**Task to carry out**
Below are some records. Say how many of their lines include the string "object", giving only the number.

**Entries shown**

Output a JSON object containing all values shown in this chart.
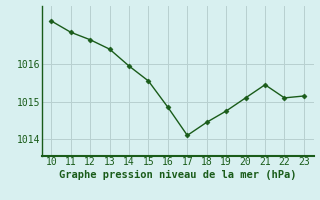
{
  "x": [
    10,
    11,
    12,
    13,
    14,
    15,
    16,
    17,
    18,
    19,
    20,
    21,
    22,
    23
  ],
  "y": [
    1017.15,
    1016.85,
    1016.65,
    1016.4,
    1015.95,
    1015.55,
    1014.85,
    1014.1,
    1014.45,
    1014.75,
    1015.1,
    1015.45,
    1015.1,
    1015.15
  ],
  "line_color": "#1a5c1a",
  "marker": "D",
  "marker_size": 2.5,
  "bg_color": "#d8f0f0",
  "grid_color": "#b8d0d0",
  "xlabel": "Graphe pression niveau de la mer (hPa)",
  "xlabel_color": "#1a5c1a",
  "xlabel_fontsize": 7.5,
  "tick_color": "#1a5c1a",
  "tick_fontsize": 7,
  "ytick_labels": [
    "1014",
    "1015",
    "1016"
  ],
  "yticks": [
    1014,
    1015,
    1016
  ],
  "ylim": [
    1013.55,
    1017.55
  ],
  "xlim": [
    9.5,
    23.5
  ]
}
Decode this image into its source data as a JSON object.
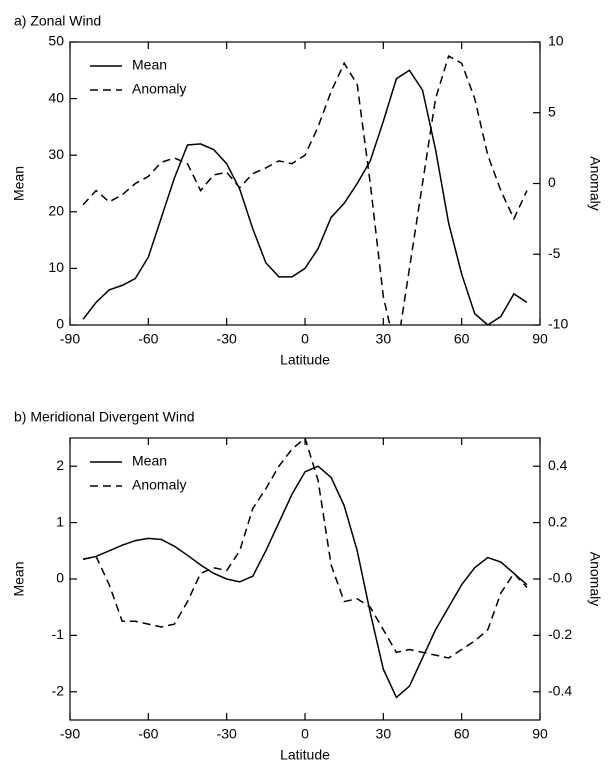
{
  "chart_data": [
    {
      "type": "line",
      "title": "a) Zonal Wind",
      "xlabel": "Latitude",
      "ylabel": "Mean",
      "y2label": "Anomaly",
      "x": [
        -85,
        -80,
        -75,
        -70,
        -65,
        -60,
        -55,
        -50,
        -45,
        -40,
        -35,
        -30,
        -25,
        -20,
        -15,
        -10,
        -5,
        0,
        5,
        10,
        15,
        20,
        25,
        30,
        35,
        40,
        45,
        50,
        55,
        60,
        65,
        70,
        75,
        80,
        85
      ],
      "xlim": [
        -90,
        90
      ],
      "xticks": [
        -90,
        -60,
        -30,
        0,
        30,
        60,
        90
      ],
      "ylim": [
        0,
        50
      ],
      "yticks": [
        0,
        10,
        20,
        30,
        40,
        50
      ],
      "y2lim": [
        -10,
        10
      ],
      "y2ticks": [
        -10,
        -5,
        0,
        5,
        10
      ],
      "legend": "upper left",
      "series": [
        {
          "name": "Mean",
          "color": "#000000",
          "linestyle": "solid",
          "values": [
            1,
            4,
            6.2,
            7,
            8.2,
            12,
            19,
            26,
            31.8,
            32,
            31,
            28.5,
            24,
            17,
            11,
            8.5,
            8.5,
            10,
            13.5,
            19,
            21.5,
            25,
            29,
            36,
            43.5,
            45,
            41.5,
            31,
            18,
            9,
            2,
            0,
            1.5,
            5.5,
            4
          ]
        },
        {
          "name": "Anomaly",
          "color": "#000000",
          "linestyle": "dashed",
          "axis": "y2",
          "values": [
            -1.5,
            -0.5,
            -1.3,
            -0.8,
            0,
            0.5,
            1.5,
            1.8,
            1.4,
            -0.5,
            0.6,
            0.8,
            -0.3,
            0.7,
            1.1,
            1.6,
            1.4,
            2,
            4,
            6.5,
            8.5,
            7,
            0,
            -8,
            -12,
            -6,
            0,
            6,
            9,
            8.5,
            6,
            2,
            -0.5,
            -2.5,
            -0.5
          ]
        }
      ]
    },
    {
      "type": "line",
      "title": "b) Meridional Divergent Wind",
      "xlabel": "Latitude",
      "ylabel": "Mean",
      "y2label": "Anomaly",
      "x": [
        -85,
        -80,
        -75,
        -70,
        -65,
        -60,
        -55,
        -50,
        -45,
        -40,
        -35,
        -30,
        -25,
        -20,
        -15,
        -10,
        -5,
        0,
        5,
        10,
        15,
        20,
        25,
        30,
        35,
        40,
        45,
        50,
        55,
        60,
        65,
        70,
        75,
        80,
        85
      ],
      "xlim": [
        -90,
        90
      ],
      "xticks": [
        -90,
        -60,
        -30,
        0,
        30,
        60,
        90
      ],
      "ylim": [
        -2.5,
        2.5
      ],
      "yticks": [
        -2,
        -1,
        0,
        1,
        2
      ],
      "y2lim": [
        -0.5,
        0.5
      ],
      "y2ticks": [
        -0.4,
        -0.2,
        {
          "value": 0,
          "label": "-0.0"
        },
        0.2,
        0.4
      ],
      "legend": "upper left",
      "series": [
        {
          "name": "Mean",
          "color": "#000000",
          "linestyle": "solid",
          "values": [
            0.35,
            0.4,
            0.5,
            0.6,
            0.68,
            0.72,
            0.7,
            0.58,
            0.42,
            0.25,
            0.1,
            0,
            -0.05,
            0.05,
            0.5,
            1.0,
            1.5,
            1.9,
            2.0,
            1.8,
            1.3,
            0.5,
            -0.6,
            -1.6,
            -2.1,
            -1.9,
            -1.4,
            -0.9,
            -0.5,
            -0.1,
            0.2,
            0.38,
            0.3,
            0.1,
            -0.1
          ]
        },
        {
          "name": "Anomaly",
          "color": "#000000",
          "linestyle": "dashed",
          "axis": "y2",
          "values": [
            0.07,
            0.08,
            -0.02,
            -0.15,
            -0.15,
            -0.16,
            -0.17,
            -0.16,
            -0.08,
            0.02,
            0.04,
            0.03,
            0.1,
            0.25,
            0.32,
            0.4,
            0.46,
            0.5,
            0.35,
            0.05,
            -0.08,
            -0.07,
            -0.1,
            -0.18,
            -0.26,
            -0.25,
            -0.26,
            -0.27,
            -0.28,
            -0.25,
            -0.22,
            -0.18,
            -0.05,
            0.02,
            -0.03
          ]
        }
      ]
    }
  ]
}
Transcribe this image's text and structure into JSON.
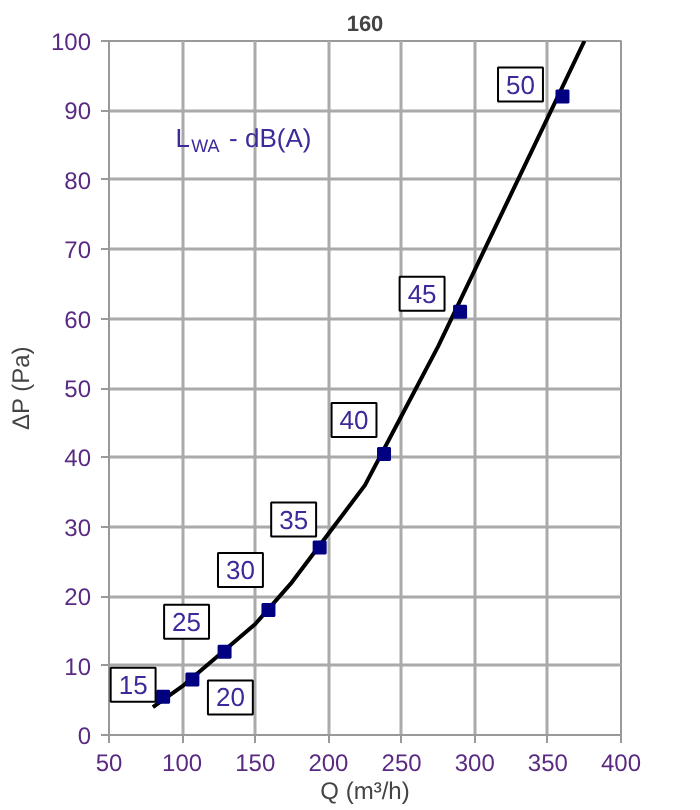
{
  "chart_data": {
    "type": "line",
    "title": "160",
    "xlabel": "Q (m³/h)",
    "ylabel": "ΔP (Pa)",
    "xlim": [
      50,
      400
    ],
    "ylim": [
      0,
      100
    ],
    "xticks": [
      50,
      100,
      150,
      200,
      250,
      300,
      350,
      400
    ],
    "yticks": [
      0,
      10,
      20,
      30,
      40,
      50,
      60,
      70,
      80,
      90,
      100
    ],
    "grid": true,
    "series": [
      {
        "color": "#000000",
        "x": [
          80,
          100,
          125,
          150,
          175,
          200,
          225,
          250,
          275,
          300,
          325,
          350,
          375
        ],
        "values": [
          4,
          7,
          11.5,
          16,
          22,
          29,
          36,
          46,
          56,
          67,
          78,
          89,
          100
        ]
      },
      {
        "type": "scatter",
        "color": "#000080",
        "marker": "square",
        "x": [
          87,
          107,
          129,
          159,
          194,
          238,
          290,
          360
        ],
        "values": [
          5.5,
          8,
          12,
          18,
          27,
          40.5,
          61,
          92
        ]
      }
    ],
    "annotations": [
      "L$_{WA}$ - dB(A)",
      {
        "text": "15",
        "x": 87,
        "y": 5.5
      },
      {
        "text": "20",
        "x": 107,
        "y": 8
      },
      {
        "text": "25",
        "x": 129,
        "y": 12
      },
      {
        "text": "30",
        "x": 159,
        "y": 18
      },
      {
        "text": "35",
        "x": 194,
        "y": 27
      },
      {
        "text": "40",
        "x": 238,
        "y": 40.5
      },
      {
        "text": "45",
        "x": 290,
        "y": 61
      },
      {
        "text": "50",
        "x": 360,
        "y": 92
      }
    ]
  }
}
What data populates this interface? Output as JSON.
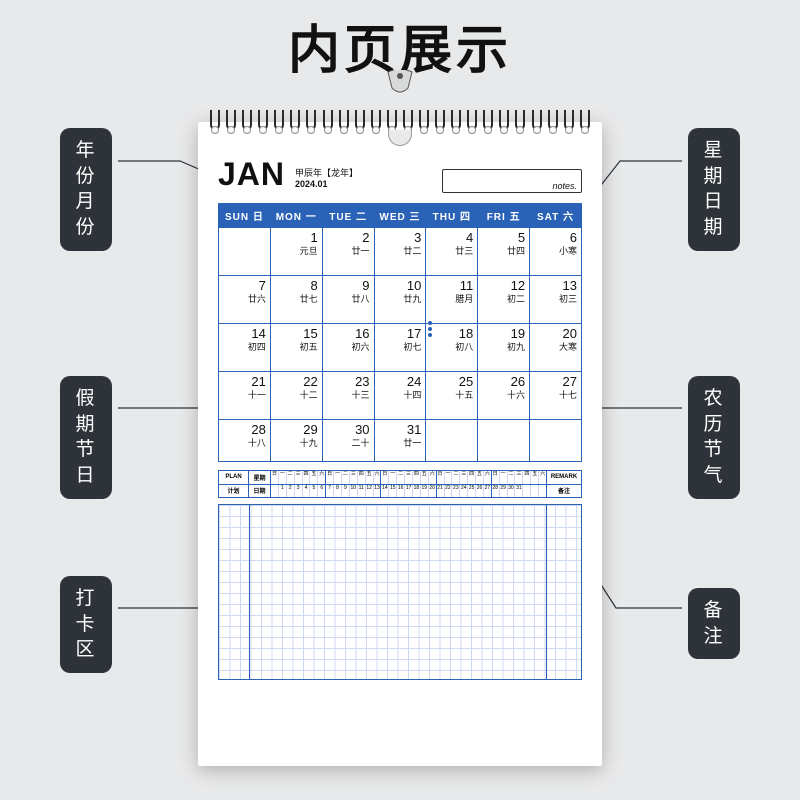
{
  "title": "内页展示",
  "month": {
    "abbr": "JAN",
    "lunar_year": "甲辰年【龙年】",
    "ym": "2024.01"
  },
  "notes_label": "notes.",
  "weekdays": [
    "SUN 日",
    "MON 一",
    "TUE 二",
    "WED 三",
    "THU 四",
    "FRI 五",
    "SAT 六"
  ],
  "rows": [
    [
      null,
      {
        "n": "1",
        "s": "元旦"
      },
      {
        "n": "2",
        "s": "廿一"
      },
      {
        "n": "3",
        "s": "廿二"
      },
      {
        "n": "4",
        "s": "廿三"
      },
      {
        "n": "5",
        "s": "廿四"
      },
      {
        "n": "6",
        "s": "小寒"
      }
    ],
    [
      {
        "n": "7",
        "s": "廿六"
      },
      {
        "n": "8",
        "s": "廿七"
      },
      {
        "n": "9",
        "s": "廿八"
      },
      {
        "n": "10",
        "s": "廿九"
      },
      {
        "n": "11",
        "s": "腊月"
      },
      {
        "n": "12",
        "s": "初二"
      },
      {
        "n": "13",
        "s": "初三"
      }
    ],
    [
      {
        "n": "14",
        "s": "初四"
      },
      {
        "n": "15",
        "s": "初五"
      },
      {
        "n": "16",
        "s": "初六"
      },
      {
        "n": "17",
        "s": "初七"
      },
      {
        "n": "18",
        "s": "初八"
      },
      {
        "n": "19",
        "s": "初九"
      },
      {
        "n": "20",
        "s": "大寒"
      }
    ],
    [
      {
        "n": "21",
        "s": "十一"
      },
      {
        "n": "22",
        "s": "十二"
      },
      {
        "n": "23",
        "s": "十三"
      },
      {
        "n": "24",
        "s": "十四"
      },
      {
        "n": "25",
        "s": "十五"
      },
      {
        "n": "26",
        "s": "十六"
      },
      {
        "n": "27",
        "s": "十七"
      }
    ],
    [
      {
        "n": "28",
        "s": "十八"
      },
      {
        "n": "29",
        "s": "十九"
      },
      {
        "n": "30",
        "s": "二十"
      },
      {
        "n": "31",
        "s": "廿一"
      },
      null,
      null,
      null
    ]
  ],
  "tracker": {
    "left": [
      "PLAN",
      "计划"
    ],
    "top_labels": [
      "星期",
      "日期"
    ],
    "right": [
      "REMARK",
      "备注"
    ],
    "weekday_cn": [
      "日",
      "一",
      "二",
      "三",
      "四",
      "五",
      "六"
    ],
    "weeks": [
      [
        " ",
        "1",
        "2",
        "3",
        "4",
        "5",
        "6"
      ],
      [
        "7",
        "8",
        "9",
        "10",
        "11",
        "12",
        "13"
      ],
      [
        "14",
        "15",
        "16",
        "17",
        "18",
        "19",
        "20"
      ],
      [
        "21",
        "22",
        "23",
        "24",
        "25",
        "26",
        "27"
      ],
      [
        "28",
        "29",
        "30",
        "31",
        " ",
        " ",
        " "
      ]
    ]
  },
  "callouts": {
    "left1": "年份月份",
    "left2": "假期节日",
    "left3": "打卡区",
    "right1": "星期日期",
    "right2": "农历节气",
    "right3": "备注"
  },
  "colors": {
    "accent": "#2a62b8",
    "pill": "#2e333a",
    "bg": "#e8e9ea"
  }
}
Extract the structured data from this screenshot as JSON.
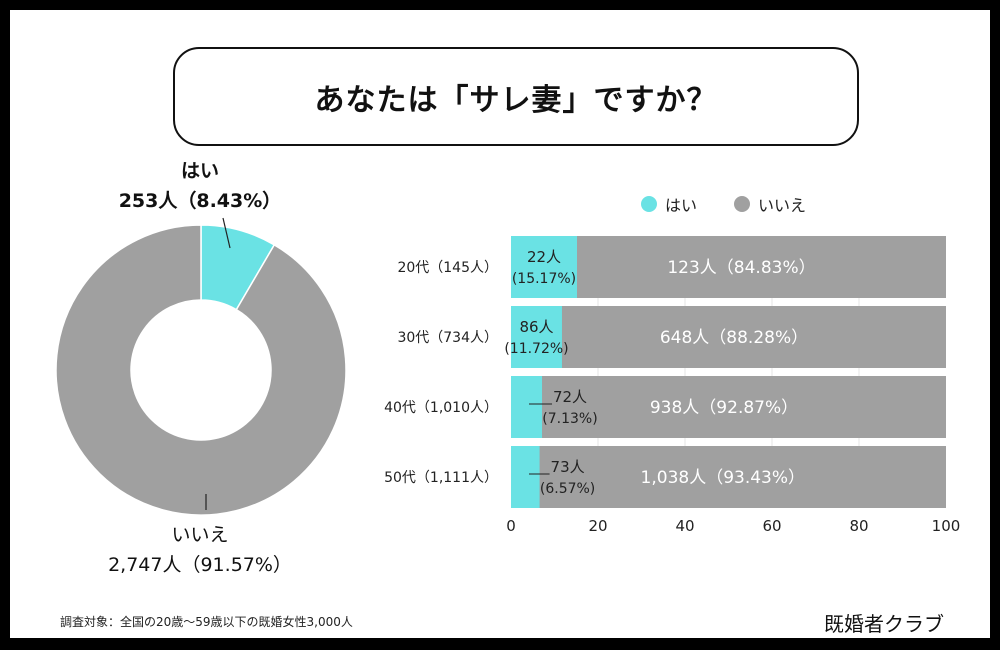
{
  "title": "あなたは「サレ妻」ですか？",
  "colors": {
    "yes": "#6ae2e4",
    "no": "#a0a0a0"
  },
  "chart_data": [
    {
      "type": "pie",
      "variant": "donut",
      "slices": [
        {
          "name": "はい",
          "count": 253,
          "percent": 8.43,
          "label_count": "253人（8.43%）"
        },
        {
          "name": "いいえ",
          "count": 2747,
          "percent": 91.57,
          "label_count": "2,747人（91.57%）"
        }
      ]
    },
    {
      "type": "bar",
      "orientation": "horizontal",
      "stacked": true,
      "legend": [
        "はい",
        "いいえ"
      ],
      "legend_position": "top",
      "categories": [
        "20代（145人）",
        "30代（734人）",
        "40代（1,010人）",
        "50代（1,111人）"
      ],
      "series": [
        {
          "name": "はい",
          "values": [
            15.17,
            11.72,
            7.13,
            6.57
          ],
          "counts": [
            "22人",
            "86人",
            "72人",
            "73人"
          ],
          "pct_labels": [
            "(15.17%)",
            "(11.72%)",
            "(7.13%)",
            "(6.57%)"
          ]
        },
        {
          "name": "いいえ",
          "values": [
            84.83,
            88.28,
            92.87,
            93.43
          ],
          "labels": [
            "123人（84.83%）",
            "648人（88.28%）",
            "938人（92.87%）",
            "1,038人（93.43%）"
          ]
        }
      ],
      "xlim": [
        0,
        100
      ],
      "xticks": [
        "0",
        "20",
        "40",
        "60",
        "80",
        "100"
      ],
      "grid": true
    }
  ],
  "footnote": "調査対象：全国の20歳〜59歳以下の既婚女性3,000人",
  "brand": "既婚者クラブ"
}
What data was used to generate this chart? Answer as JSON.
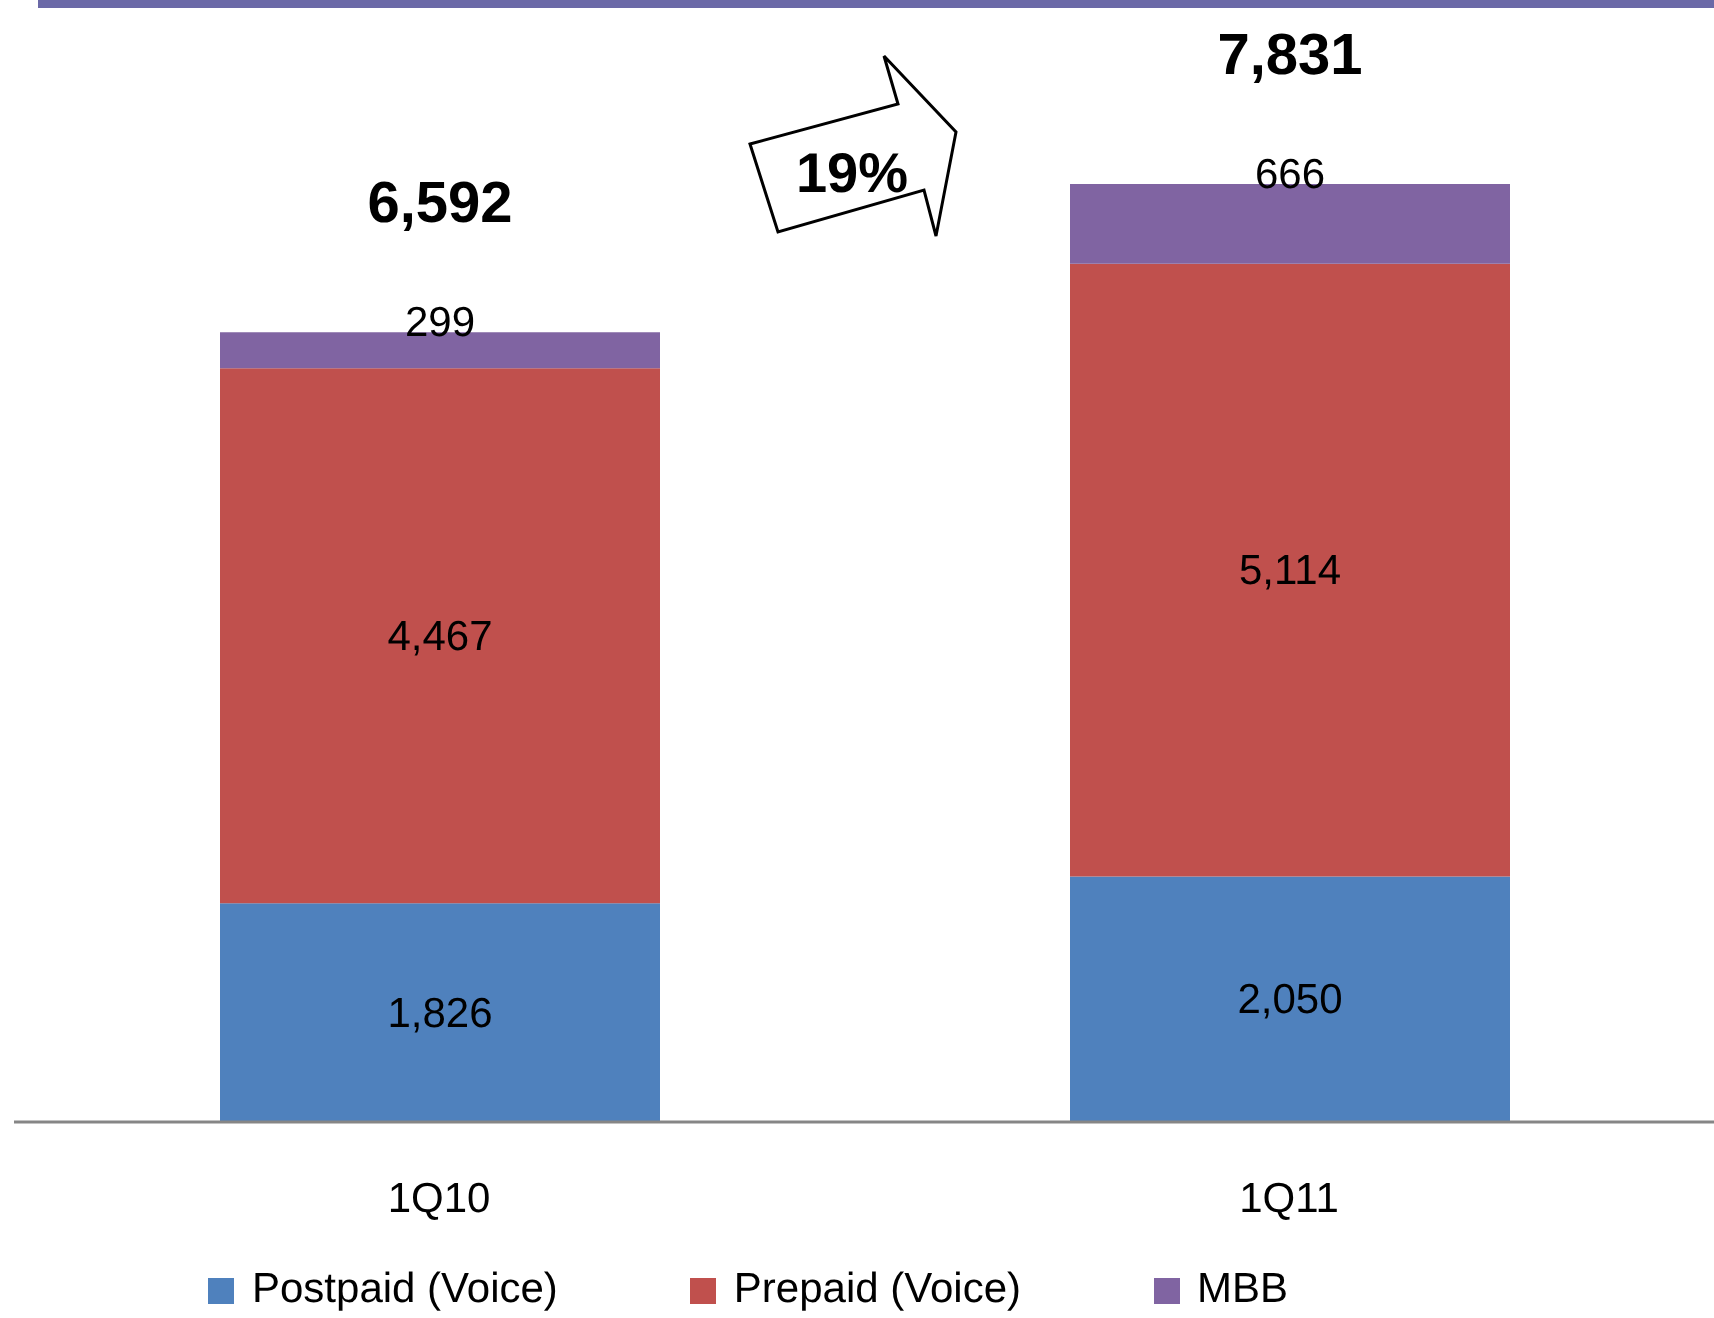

**Task solution**
2